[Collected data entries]
....

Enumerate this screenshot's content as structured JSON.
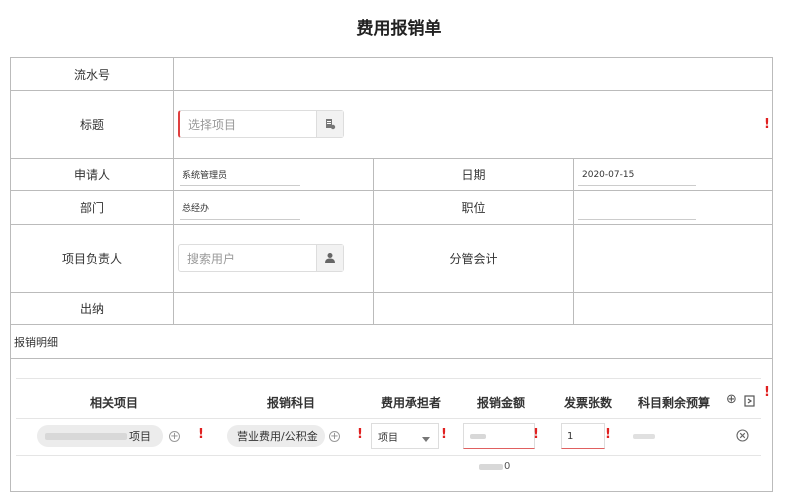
{
  "page_title": "费用报销单",
  "form": {
    "serial_label": "流水号",
    "title_label": "标题",
    "title_placeholder": "选择项目",
    "applicant_label": "申请人",
    "applicant_value": "系统管理员",
    "date_label": "日期",
    "date_value": "2020-07-15",
    "dept_label": "部门",
    "dept_value": "总经办",
    "position_label": "职位",
    "pm_label": "项目负责人",
    "pm_placeholder": "搜索用户",
    "accountant_label": "分管会计",
    "cashier_label": "出纳"
  },
  "detail": {
    "section_label": "报销明细",
    "columns": [
      "相关项目",
      "报销科目",
      "费用承担者",
      "报销金额",
      "发票张数",
      "科目剩余预算"
    ],
    "row": {
      "project_suffix": "项目",
      "subject": "营业费用/公积金",
      "bearer": "项目",
      "invoice_count": "1"
    },
    "total_suffix": "0"
  },
  "colors": {
    "required": "#e02020",
    "border": "#bbbbbb"
  },
  "icons": [
    "project-picker-icon",
    "user-icon",
    "add-row-icon",
    "import-icon",
    "remove-row-icon",
    "add-circle-icon",
    "dropdown-arrow-icon"
  ]
}
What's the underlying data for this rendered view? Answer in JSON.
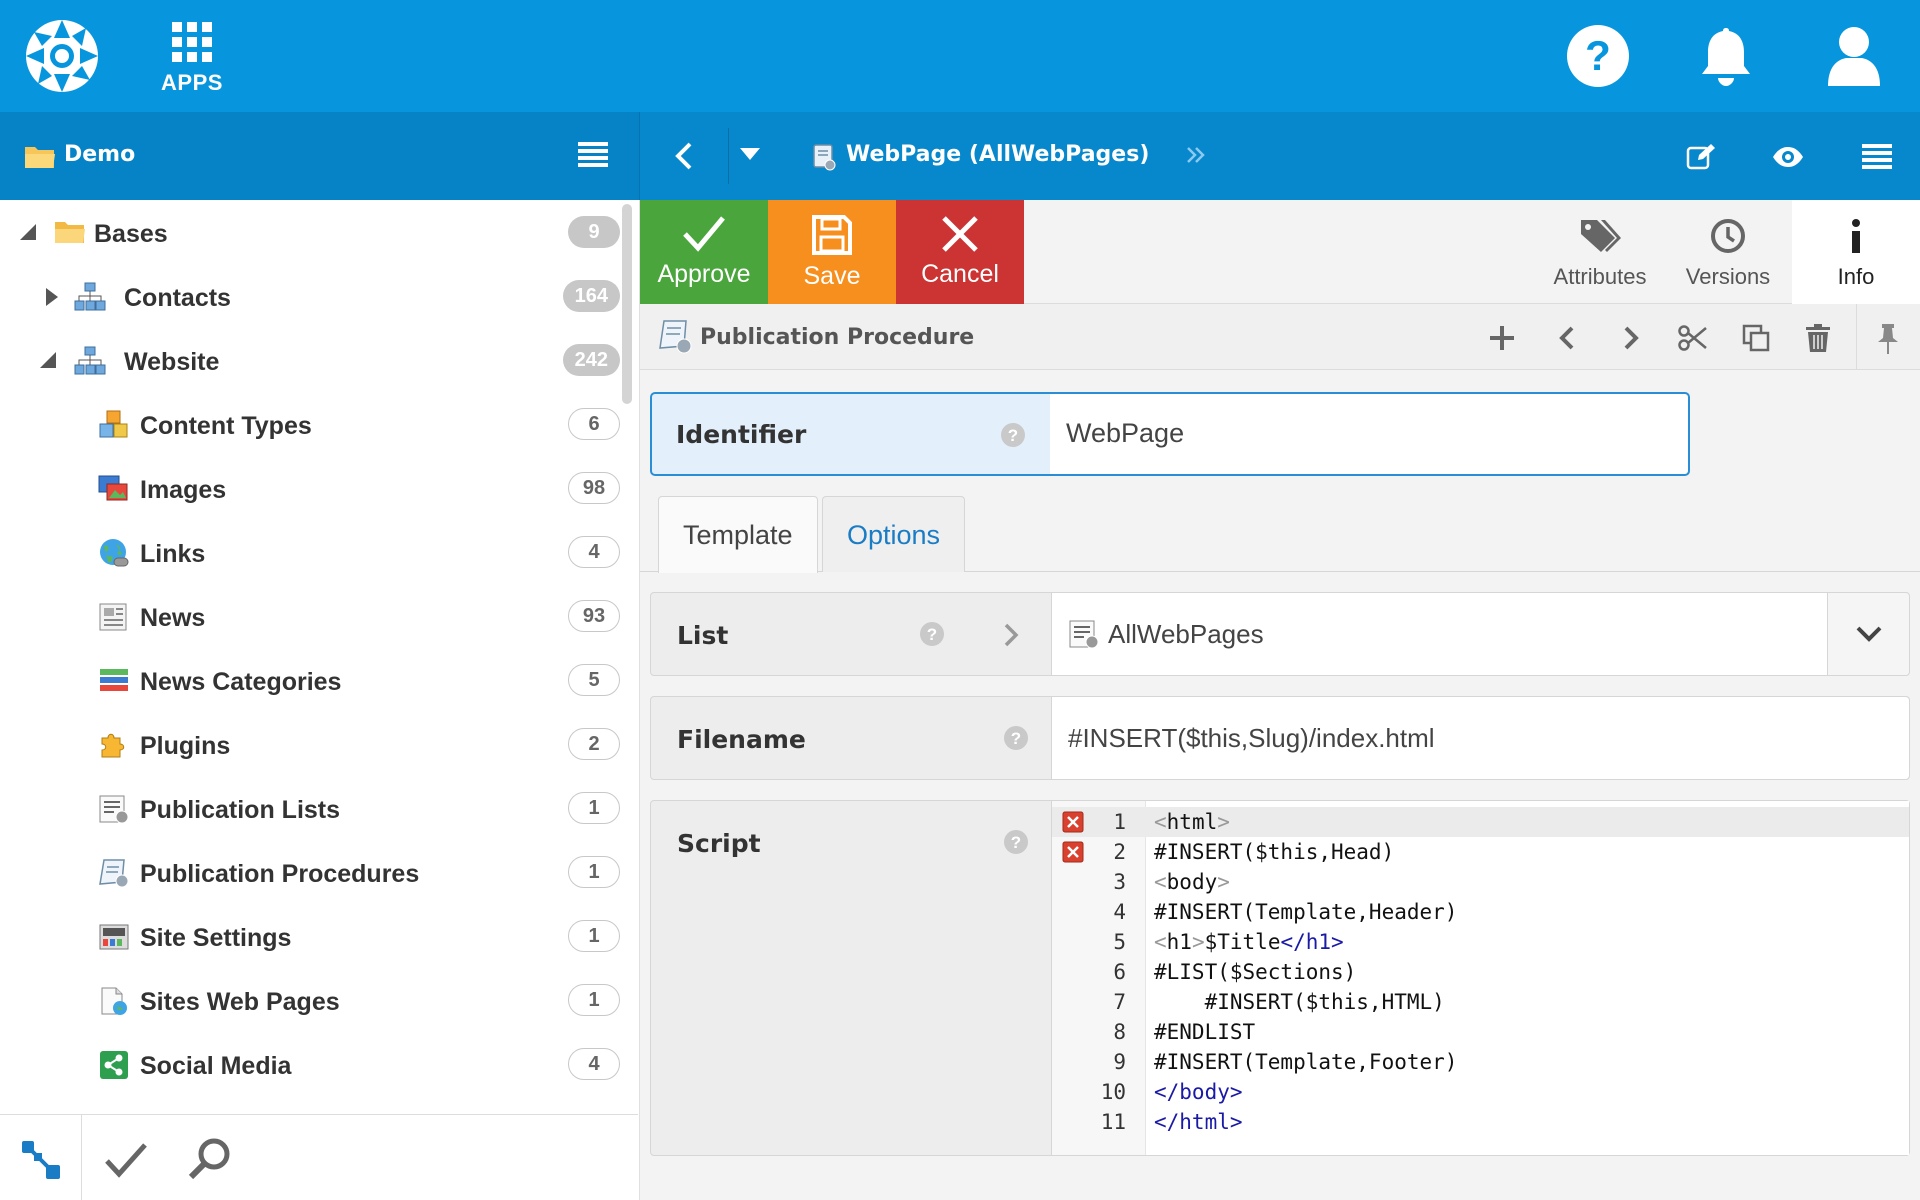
{
  "header": {
    "apps_label": "APPS"
  },
  "nav": {
    "project": "Demo",
    "page_title": "WebPage (AllWebPages)"
  },
  "sidebar": {
    "items": [
      {
        "label": "Bases",
        "count": "9",
        "icon": "folder-icon",
        "expanded": true
      },
      {
        "label": "Contacts",
        "count": "164",
        "icon": "database-icon",
        "expanded": false
      },
      {
        "label": "Website",
        "count": "242",
        "icon": "database-icon",
        "expanded": true
      },
      {
        "label": "Content Types",
        "count": "6",
        "icon": "cubes-icon"
      },
      {
        "label": "Images",
        "count": "98",
        "icon": "images-icon"
      },
      {
        "label": "Links",
        "count": "4",
        "icon": "globe-link-icon"
      },
      {
        "label": "News",
        "count": "93",
        "icon": "newspaper-icon"
      },
      {
        "label": "News Categories",
        "count": "5",
        "icon": "categories-icon"
      },
      {
        "label": "Plugins",
        "count": "2",
        "icon": "puzzle-icon"
      },
      {
        "label": "Publication Lists",
        "count": "1",
        "icon": "list-gear-icon"
      },
      {
        "label": "Publication Procedures",
        "count": "1",
        "icon": "scroll-gear-icon"
      },
      {
        "label": "Site Settings",
        "count": "1",
        "icon": "settings-panel-icon"
      },
      {
        "label": "Sites Web Pages",
        "count": "1",
        "icon": "web-page-icon"
      },
      {
        "label": "Social Media",
        "count": "4",
        "icon": "share-icon"
      }
    ]
  },
  "toolbar": {
    "approve": "Approve",
    "save": "Save",
    "cancel": "Cancel",
    "attributes": "Attributes",
    "versions": "Versions",
    "info": "Info",
    "colors": {
      "approve": "#4aa53c",
      "save": "#f78f1e",
      "cancel": "#cc3333"
    }
  },
  "record": {
    "type_title": "Publication Procedure",
    "identifier_label": "Identifier",
    "identifier_value": "WebPage",
    "tabs": [
      "Template",
      "Options"
    ],
    "list_label": "List",
    "list_value": "AllWebPages",
    "filename_label": "Filename",
    "filename_value": "#INSERT($this,Slug)/index.html",
    "script_label": "Script",
    "script_lines": [
      {
        "n": "1",
        "text": "<html>",
        "error": true
      },
      {
        "n": "2",
        "text": "#INSERT($this,Head)",
        "error": true
      },
      {
        "n": "3",
        "text": "<body>",
        "error": false
      },
      {
        "n": "4",
        "text": "#INSERT(Template,Header)",
        "error": false
      },
      {
        "n": "5",
        "text": "<h1>$Title</h1>",
        "error": false
      },
      {
        "n": "6",
        "text": "#LIST($Sections)",
        "error": false
      },
      {
        "n": "7",
        "text": "    #INSERT($this,HTML)",
        "error": false
      },
      {
        "n": "8",
        "text": "#ENDLIST",
        "error": false
      },
      {
        "n": "9",
        "text": "#INSERT(Template,Footer)",
        "error": false
      },
      {
        "n": "10",
        "text": "</body>",
        "error": false
      },
      {
        "n": "11",
        "text": "</html>",
        "error": false
      }
    ]
  }
}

....

# EXERCISE GOAL
Please repeat the entries exactly. Do not include the pictures.

# ANSWER
Enumerate this screenshot's content as structured JSON.
{
  "page_title": "费用报销单",
  "form": {
    "serial_label": "流水号",
    "title_label": "标题",
    "title_placeholder": "选择项目",
    "applicant_label": "申请人",
    "applicant_value": "系统管理员",
    "date_label": "日期",
    "date_value": "2020-07-15",
    "dept_label": "部门",
    "dept_value": "总经办",
    "position_label": "职位",
    "pm_label": "项目负责人",
    "pm_placeholder": "搜索用户",
    "accountant_label": "分管会计",
    "cashier_label": "出纳"
  },
  "detail": {
    "section_label": "报销明细",
    "columns": [
      "相关项目",
      "报销科目",
      "费用承担者",
      "报销金额",
      "发票张数",
      "科目剩余预算"
    ],
    "row": {
      "project_suffix": "项目",
      "subject": "营业费用/公积金",
      "bearer": "项目",
      "invoice_count": "1"
    },
    "total_suffix": "0"
  },
  "colors": {
    "required": "#e02020",
    "border": "#bbbbbb"
  },
  "icons": [
    "project-picker-icon",
    "user-icon",
    "add-row-icon",
    "import-icon",
    "remove-row-icon",
    "add-circle-icon",
    "dropdown-arrow-icon"
  ]
}
What's the underlying data for this rendered view? Answer in JSON.
{
  "header": {
    "apps_label": "APPS"
  },
  "nav": {
    "project": "Demo",
    "page_title": "WebPage (AllWebPages)"
  },
  "sidebar": {
    "items": [
      {
        "label": "Bases",
        "count": "9",
        "icon": "folder-icon",
        "expanded": true
      },
      {
        "label": "Contacts",
        "count": "164",
        "icon": "database-icon",
        "expanded": false
      },
      {
        "label": "Website",
        "count": "242",
        "icon": "database-icon",
        "expanded": true
      },
      {
        "label": "Content Types",
        "count": "6",
        "icon": "cubes-icon"
      },
      {
        "label": "Images",
        "count": "98",
        "icon": "images-icon"
      },
      {
        "label": "Links",
        "count": "4",
        "icon": "globe-link-icon"
      },
      {
        "label": "News",
        "count": "93",
        "icon": "newspaper-icon"
      },
      {
        "label": "News Categories",
        "count": "5",
        "icon": "categories-icon"
      },
      {
        "label": "Plugins",
        "count": "2",
        "icon": "puzzle-icon"
      },
      {
        "label": "Publication Lists",
        "count": "1",
        "icon": "list-gear-icon"
      },
      {
        "label": "Publication Procedures",
        "count": "1",
        "icon": "scroll-gear-icon"
      },
      {
        "label": "Site Settings",
        "count": "1",
        "icon": "settings-panel-icon"
      },
      {
        "label": "Sites Web Pages",
        "count": "1",
        "icon": "web-page-icon"
      },
      {
        "label": "Social Media",
        "count": "4",
        "icon": "share-icon"
      }
    ]
  },
  "toolbar": {
    "approve": "Approve",
    "save": "Save",
    "cancel": "Cancel",
    "attributes": "Attributes",
    "versions": "Versions",
    "info": "Info",
    "colors": {
      "approve": "#4aa53c",
      "save": "#f78f1e",
      "cancel": "#cc3333"
    }
  },
  "record": {
    "type_title": "Publication Procedure",
    "identifier_label": "Identifier",
    "identifier_value": "WebPage",
    "tabs": [
      "Template",
      "Options"
    ],
    "list_label": "List",
    "list_value": "AllWebPages",
    "filename_label": "Filename",
    "filename_value": "#INSERT($this,Slug)/index.html",
    "script_label": "Script",
    "script_lines": [
      {
        "n": "1",
        "text": "<html>",
        "error": true
      },
      {
        "n": "2",
        "text": "#INSERT($this,Head)",
        "error": true
      },
      {
        "n": "3",
        "text": "<body>",
        "error": false
      },
      {
        "n": "4",
        "text": "#INSERT(Template,Header)",
        "error": false
      },
      {
        "n": "5",
        "text": "<h1>$Title</h1>",
        "error": false
      },
      {
        "n": "6",
        "text": "#LIST($Sections)",
        "error": false
      },
      {
        "n": "7",
        "text": "    #INSERT($this,HTML)",
        "error": false
      },
      {
        "n": "8",
        "text": "#ENDLIST",
        "error": false
      },
      {
        "n": "9",
        "text": "#INSERT(Template,Footer)",
        "error": false
      },
      {
        "n": "10",
        "text": "</body>",
        "error": false
      },
      {
        "n": "11",
        "text": "</html>",
        "error": false
      }
    ]
  }
}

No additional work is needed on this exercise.